◆ Aim of the exercise: Say how many lines of these entries include the word "вамъ", and answer with the number alone.

..........

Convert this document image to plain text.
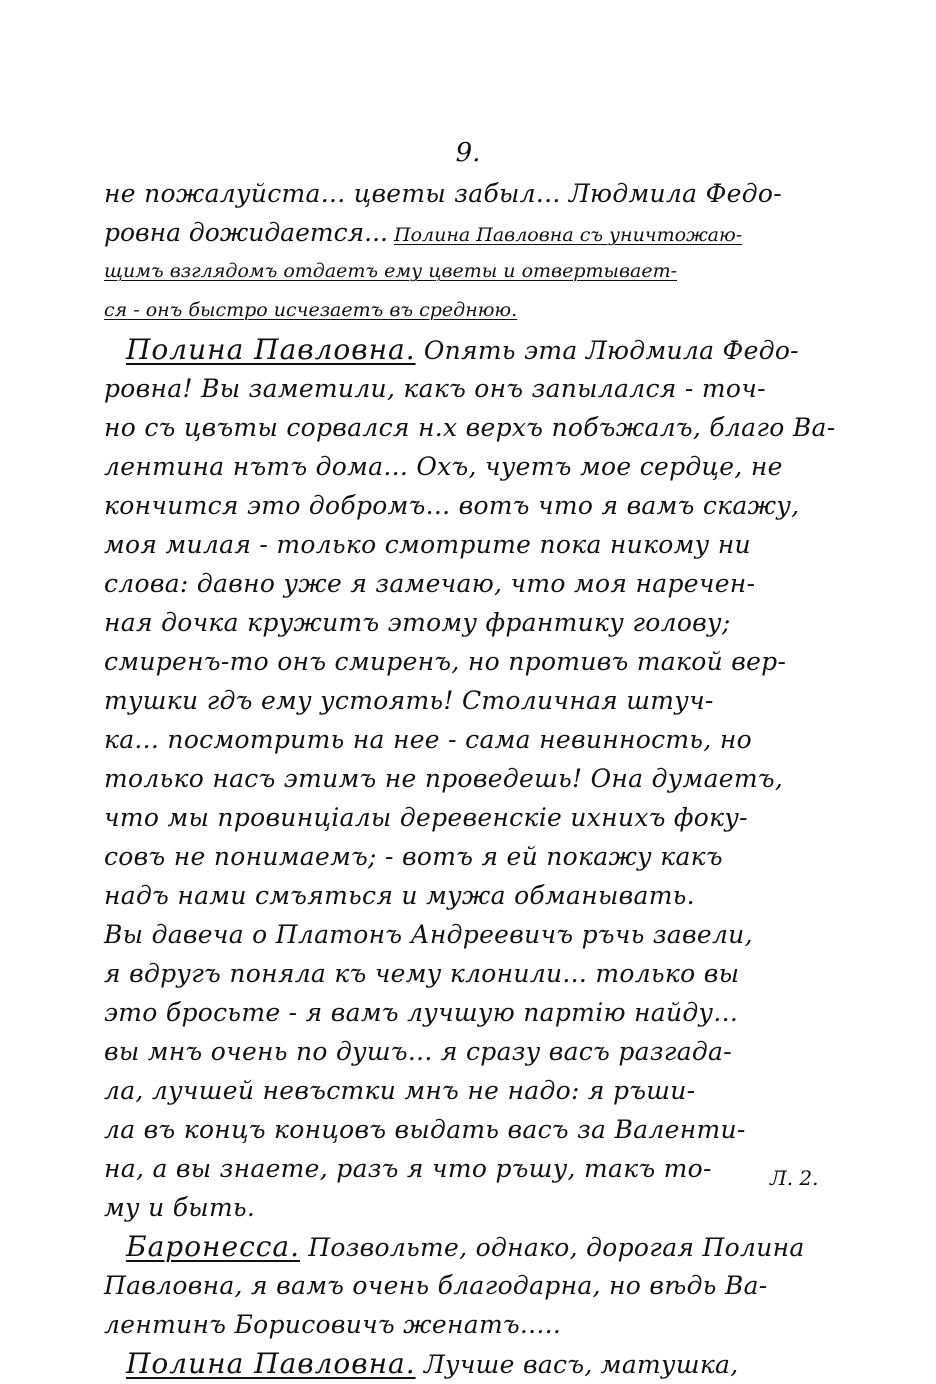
9.
не пожалуйста... цветы забыл... Людмила Федо-
ровна дожидается... Полина Павловна съ уничтожаю-
щимъ взглядомъ отдаетъ ему цветы и отвертывает-
ся - онъ быстро исчезаетъ въ среднюю.
Полина Павловна. Опять эта Людмила Федо-
ровна! Вы заметили, какъ онъ запылался - точ-
но съ цвъты сорвался н.х верхъ побъжалъ, благо Ва-
лентина нътъ дома... Охъ, чуетъ мое сердце, не
кончится это добромъ... вотъ что я вамъ скажу,
моя милая - только смотрите пока никому ни
слова: давно уже я замечаю, что моя нарeчен-
ная дочка кружитъ этому франтику голову;
смиренъ-то онъ смиренъ, но противъ такой вер-
тушки гдъ ему устоять! Столичная штуч-
ка... посмотрить на нее - сама невинность, но
только насъ этимъ не проведешь! Она думаетъ,
что мы провинцiалы деревенскiе ихнихъ фоку-
совъ не понимаемъ; - вотъ я ей покажу какъ
надъ нами смъяться и мужа обманывать.
Вы давеча о Платонъ Андреевичъ ръчь завели,
я вдругъ поняла къ чему клонили... только вы
это бросьте - я вамъ лучшую партiю найду...
вы мнъ очень по душъ... я сразу васъ разгадa-
ла, лучшей невъстки мнъ не надо: я ръши-
ла въ концъ концовъ выдать васъ за Валенти-
на, а вы знаете, разъ я что ръшу, такъ то-
му и быть.
Баронесса. Позвольте, однако, дорогая Полина
Павловна, я вамъ очень благодарна, но вѣдь Ва-
лентинъ Борисовичъ женатъ.....
Полина Павловна. Лучше васъ, матушка,
Л. 2.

..........

◆ Answer to the problem: 3